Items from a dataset
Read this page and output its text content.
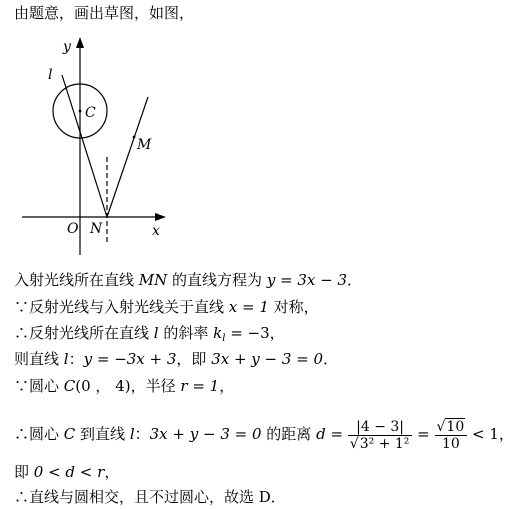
由题意，画出草图，如图，
y
x
l
C
M
O N
入射光线所在直线 MN 的直线方程为 y = 3x − 3．
∵反射光线与入射光线关于直线 x = 1 对称，
∴反射光线所在直线 l 的斜率 $k_l = -3$，
则直线 l：y = −3x + 3，即 3x + y − 3 = 0．
∵圆心 C(0 ， 4)，半径 r = 1，
∴圆心 C 到直线 l：3x + y − 3 = 0 的距离 $d = \frac{|4 - 3|}{\text{√3² + 1²}} = \frac{√10}{10} < 1$，
即 0 < d < r，
∴直线与圆相交，且不过圆心，故选 D．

Task prompt — Quote each line of the listing exactly, but leave the pictures out.

Exercise solution —
Read this page and output its text content.
由题意，画出草图，如图，
y
x
l
C
M
O N
入射光线所在直线 MN 的直线方程为 y = 3x − 3．
∵反射光线与入射光线关于直线 x = 1 对称，
∴反射光线所在直线 l 的斜率 $k_l = -3$，
则直线 l：y = −3x + 3，即 3x + y − 3 = 0．
∵圆心 C(0 ， 4)，半径 r = 1，
∴圆心 C 到直线 l：3x + y − 3 = 0 的距离 $d = \frac{|4 - 3|}{\text{√3² + 1²}} = \frac{√10}{10} < 1$，
即 0 < d < r，
∴直线与圆相交，且不过圆心，故选 D．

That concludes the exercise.